• _RECORDS TO PROCESS_
◇ ◇ ◇ ◇

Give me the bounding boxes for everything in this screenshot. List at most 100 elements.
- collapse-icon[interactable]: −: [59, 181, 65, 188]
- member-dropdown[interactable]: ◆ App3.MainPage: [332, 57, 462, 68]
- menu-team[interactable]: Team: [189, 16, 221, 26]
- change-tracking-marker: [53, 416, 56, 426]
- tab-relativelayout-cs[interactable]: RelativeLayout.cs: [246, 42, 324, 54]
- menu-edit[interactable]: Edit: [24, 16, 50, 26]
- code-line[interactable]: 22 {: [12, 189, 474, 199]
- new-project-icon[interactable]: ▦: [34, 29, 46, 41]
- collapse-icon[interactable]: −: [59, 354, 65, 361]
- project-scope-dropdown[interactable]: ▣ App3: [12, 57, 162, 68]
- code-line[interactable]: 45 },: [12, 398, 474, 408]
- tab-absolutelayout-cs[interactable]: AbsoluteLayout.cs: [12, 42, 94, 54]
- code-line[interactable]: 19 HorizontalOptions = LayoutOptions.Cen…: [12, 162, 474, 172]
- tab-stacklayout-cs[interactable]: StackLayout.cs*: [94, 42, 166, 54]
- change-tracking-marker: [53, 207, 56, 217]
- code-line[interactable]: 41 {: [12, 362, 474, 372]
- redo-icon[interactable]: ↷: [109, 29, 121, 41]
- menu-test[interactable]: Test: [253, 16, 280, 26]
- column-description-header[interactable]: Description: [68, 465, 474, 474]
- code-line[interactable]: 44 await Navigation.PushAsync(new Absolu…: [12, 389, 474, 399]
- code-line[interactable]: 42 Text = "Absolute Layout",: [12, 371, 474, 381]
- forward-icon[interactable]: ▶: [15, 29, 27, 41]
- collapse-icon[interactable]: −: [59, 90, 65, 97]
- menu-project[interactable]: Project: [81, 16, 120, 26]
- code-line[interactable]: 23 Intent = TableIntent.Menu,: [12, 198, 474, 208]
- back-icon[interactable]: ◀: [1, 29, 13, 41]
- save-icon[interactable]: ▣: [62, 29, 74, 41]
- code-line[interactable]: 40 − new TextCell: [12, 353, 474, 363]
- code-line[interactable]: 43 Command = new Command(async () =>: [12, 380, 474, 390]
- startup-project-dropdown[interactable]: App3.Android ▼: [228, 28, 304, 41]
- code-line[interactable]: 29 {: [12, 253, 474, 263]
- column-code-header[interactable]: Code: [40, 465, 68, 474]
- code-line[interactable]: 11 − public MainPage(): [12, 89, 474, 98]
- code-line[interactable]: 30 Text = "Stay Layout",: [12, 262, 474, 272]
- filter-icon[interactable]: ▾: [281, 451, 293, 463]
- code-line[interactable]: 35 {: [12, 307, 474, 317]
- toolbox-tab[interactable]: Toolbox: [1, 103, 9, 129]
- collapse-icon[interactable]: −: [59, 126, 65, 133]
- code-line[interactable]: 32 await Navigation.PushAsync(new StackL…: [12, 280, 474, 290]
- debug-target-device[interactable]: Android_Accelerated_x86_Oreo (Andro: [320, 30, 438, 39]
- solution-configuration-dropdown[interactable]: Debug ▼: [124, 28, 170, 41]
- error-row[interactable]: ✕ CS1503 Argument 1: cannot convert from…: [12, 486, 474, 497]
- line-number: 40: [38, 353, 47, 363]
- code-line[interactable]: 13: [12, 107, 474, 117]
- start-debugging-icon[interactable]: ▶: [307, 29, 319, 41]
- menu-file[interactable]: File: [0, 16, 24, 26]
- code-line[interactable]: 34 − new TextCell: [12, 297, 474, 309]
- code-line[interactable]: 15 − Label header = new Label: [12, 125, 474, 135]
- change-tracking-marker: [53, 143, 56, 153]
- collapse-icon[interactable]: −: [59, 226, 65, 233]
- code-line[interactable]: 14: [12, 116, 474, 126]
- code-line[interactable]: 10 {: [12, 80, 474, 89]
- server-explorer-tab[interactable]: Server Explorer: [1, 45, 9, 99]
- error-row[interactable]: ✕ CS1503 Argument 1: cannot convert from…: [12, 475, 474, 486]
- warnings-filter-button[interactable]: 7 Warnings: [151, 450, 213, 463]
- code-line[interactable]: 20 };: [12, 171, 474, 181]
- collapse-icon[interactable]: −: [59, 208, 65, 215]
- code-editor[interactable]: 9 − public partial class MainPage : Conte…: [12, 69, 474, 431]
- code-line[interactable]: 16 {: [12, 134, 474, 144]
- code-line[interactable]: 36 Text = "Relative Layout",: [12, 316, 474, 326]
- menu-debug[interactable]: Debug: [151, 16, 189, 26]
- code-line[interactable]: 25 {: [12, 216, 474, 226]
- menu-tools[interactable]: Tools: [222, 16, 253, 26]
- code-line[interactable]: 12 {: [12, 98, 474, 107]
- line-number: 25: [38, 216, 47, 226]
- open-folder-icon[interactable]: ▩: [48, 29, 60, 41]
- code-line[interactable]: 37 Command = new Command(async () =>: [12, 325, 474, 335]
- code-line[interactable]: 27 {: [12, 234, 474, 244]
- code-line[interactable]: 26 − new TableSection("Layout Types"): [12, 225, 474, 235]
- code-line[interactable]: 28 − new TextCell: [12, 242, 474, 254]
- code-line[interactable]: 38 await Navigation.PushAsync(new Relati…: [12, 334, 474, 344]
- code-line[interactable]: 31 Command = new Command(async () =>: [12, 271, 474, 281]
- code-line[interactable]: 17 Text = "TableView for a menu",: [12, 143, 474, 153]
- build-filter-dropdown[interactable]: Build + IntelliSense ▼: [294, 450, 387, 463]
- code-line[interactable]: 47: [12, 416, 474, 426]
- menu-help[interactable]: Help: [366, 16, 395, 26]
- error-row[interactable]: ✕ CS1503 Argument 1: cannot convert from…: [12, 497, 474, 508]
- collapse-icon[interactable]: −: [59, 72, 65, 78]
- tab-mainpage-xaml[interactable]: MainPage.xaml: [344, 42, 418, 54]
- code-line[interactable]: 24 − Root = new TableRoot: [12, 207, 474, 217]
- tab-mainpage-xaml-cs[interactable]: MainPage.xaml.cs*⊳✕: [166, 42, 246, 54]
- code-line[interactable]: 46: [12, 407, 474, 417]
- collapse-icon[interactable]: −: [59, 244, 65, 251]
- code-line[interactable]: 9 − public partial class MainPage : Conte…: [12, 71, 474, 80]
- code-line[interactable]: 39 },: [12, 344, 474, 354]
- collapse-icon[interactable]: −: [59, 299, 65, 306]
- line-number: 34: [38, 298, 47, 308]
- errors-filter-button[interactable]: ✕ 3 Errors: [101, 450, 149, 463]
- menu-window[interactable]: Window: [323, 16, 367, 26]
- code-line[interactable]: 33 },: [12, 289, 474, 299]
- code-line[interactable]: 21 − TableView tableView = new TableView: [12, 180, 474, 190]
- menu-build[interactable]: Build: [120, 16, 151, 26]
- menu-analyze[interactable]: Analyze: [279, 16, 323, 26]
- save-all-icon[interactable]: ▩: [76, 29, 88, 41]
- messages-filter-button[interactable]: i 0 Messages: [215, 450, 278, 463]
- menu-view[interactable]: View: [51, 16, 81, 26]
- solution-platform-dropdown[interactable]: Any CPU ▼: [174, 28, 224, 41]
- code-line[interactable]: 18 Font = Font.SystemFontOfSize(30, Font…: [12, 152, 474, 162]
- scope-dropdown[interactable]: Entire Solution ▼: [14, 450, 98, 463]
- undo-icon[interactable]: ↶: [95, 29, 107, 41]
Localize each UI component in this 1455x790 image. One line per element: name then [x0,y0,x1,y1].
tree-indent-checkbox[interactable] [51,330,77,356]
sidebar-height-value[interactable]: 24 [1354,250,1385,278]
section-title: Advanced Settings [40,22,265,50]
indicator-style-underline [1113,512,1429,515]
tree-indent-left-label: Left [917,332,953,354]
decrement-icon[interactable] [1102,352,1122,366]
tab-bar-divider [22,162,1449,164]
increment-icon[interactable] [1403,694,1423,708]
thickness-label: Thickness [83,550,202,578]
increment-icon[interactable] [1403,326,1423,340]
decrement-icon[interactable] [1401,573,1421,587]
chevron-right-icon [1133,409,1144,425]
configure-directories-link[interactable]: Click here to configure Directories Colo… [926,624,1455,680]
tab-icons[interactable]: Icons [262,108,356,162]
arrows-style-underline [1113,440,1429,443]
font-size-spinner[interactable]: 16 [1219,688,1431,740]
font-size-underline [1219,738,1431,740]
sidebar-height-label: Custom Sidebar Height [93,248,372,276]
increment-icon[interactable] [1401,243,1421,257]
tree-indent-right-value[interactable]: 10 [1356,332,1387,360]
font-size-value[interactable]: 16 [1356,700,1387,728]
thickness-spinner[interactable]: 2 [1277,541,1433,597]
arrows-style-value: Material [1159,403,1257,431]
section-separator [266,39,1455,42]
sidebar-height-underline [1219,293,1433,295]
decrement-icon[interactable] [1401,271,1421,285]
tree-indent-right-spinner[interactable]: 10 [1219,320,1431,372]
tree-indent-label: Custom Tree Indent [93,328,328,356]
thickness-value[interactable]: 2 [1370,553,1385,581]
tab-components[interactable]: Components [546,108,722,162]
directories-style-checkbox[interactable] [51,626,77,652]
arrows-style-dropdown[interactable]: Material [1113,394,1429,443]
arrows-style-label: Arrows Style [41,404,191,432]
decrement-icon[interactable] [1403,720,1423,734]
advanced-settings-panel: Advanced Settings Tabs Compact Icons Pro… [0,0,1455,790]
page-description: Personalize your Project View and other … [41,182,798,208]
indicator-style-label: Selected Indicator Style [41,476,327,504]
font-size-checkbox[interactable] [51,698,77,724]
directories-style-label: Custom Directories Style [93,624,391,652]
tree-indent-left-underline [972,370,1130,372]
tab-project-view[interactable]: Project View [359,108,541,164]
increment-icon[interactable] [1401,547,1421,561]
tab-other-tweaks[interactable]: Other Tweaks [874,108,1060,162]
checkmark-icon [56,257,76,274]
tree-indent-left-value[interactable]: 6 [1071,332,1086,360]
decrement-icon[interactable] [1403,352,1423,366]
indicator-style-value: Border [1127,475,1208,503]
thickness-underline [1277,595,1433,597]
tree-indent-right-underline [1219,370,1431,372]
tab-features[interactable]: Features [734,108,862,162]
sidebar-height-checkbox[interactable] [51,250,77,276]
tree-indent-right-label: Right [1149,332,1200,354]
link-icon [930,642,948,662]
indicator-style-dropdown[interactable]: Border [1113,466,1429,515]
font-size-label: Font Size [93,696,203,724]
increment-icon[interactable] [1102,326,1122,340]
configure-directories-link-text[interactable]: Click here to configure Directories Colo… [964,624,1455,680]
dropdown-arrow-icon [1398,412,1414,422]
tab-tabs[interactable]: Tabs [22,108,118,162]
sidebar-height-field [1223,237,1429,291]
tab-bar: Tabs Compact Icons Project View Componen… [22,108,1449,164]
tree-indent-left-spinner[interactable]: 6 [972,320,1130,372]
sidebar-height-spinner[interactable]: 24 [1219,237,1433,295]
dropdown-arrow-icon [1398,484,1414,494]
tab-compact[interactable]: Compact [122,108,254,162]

◇ ◇ ◇ ◇

Recast the records above, from their first line through the line containing "- menu-test[interactable]: Test: [253, 16, 280, 26]" inclusive, as a Markdown table with the columns Row and Entry. Give each line its own numbered row and skip any blank lines.

• _TASK ANSWER_
| Row | Entry |
|---|---|
| 1 | Give me the bounding boxes for everything in this screenshot. List at most 100 elements. |
| 2 | - collapse-icon[interactable]: −: [59, 181, 65, 188] |
| 3 | - member-dropdown[interactable]: ◆ App3.MainPage: [332, 57, 462, 68] |
| 4 | - menu-team[interactable]: Team: [189, 16, 221, 26] |
| 5 | - change-tracking-marker: [53, 416, 56, 426] |
| 6 | - tab-relativelayout-cs[interactable]: RelativeLayout.cs: [246, 42, 324, 54] |
| 7 | - menu-edit[interactable]: Edit: [24, 16, 50, 26] |
| 8 | - code-line[interactable]: 22 {: [12, 189, 474, 199] |
| 9 | - new-project-icon[interactable]: ▦: [34, 29, 46, 41] |
| 10 | - collapse-icon[interactable]: −: [59, 354, 65, 361] |
| 11 | - project-scope-dropdown[interactable]: ▣ App3: [12, 57, 162, 68] |
| 12 | - code-line[interactable]: 45 },: [12, 398, 474, 408] |
| 13 | - tab-absolutelayout-cs[interactable]: AbsoluteLayout.cs: [12, 42, 94, 54] |
| 14 | - code-line[interactable]: 19 HorizontalOptions = LayoutOptions.Cen…: [12, 162, 474, 172] |
| 15 | - tab-stacklayout-cs[interactable]: StackLayout.cs*: [94, 42, 166, 54] |
| 16 | - change-tracking-marker: [53, 207, 56, 217] |
| 17 | - code-line[interactable]: 41 {: [12, 362, 474, 372] |
| 18 | - redo-icon[interactable]: ↷: [109, 29, 121, 41] |
| 19 | - menu-test[interactable]: Test: [253, 16, 280, 26] |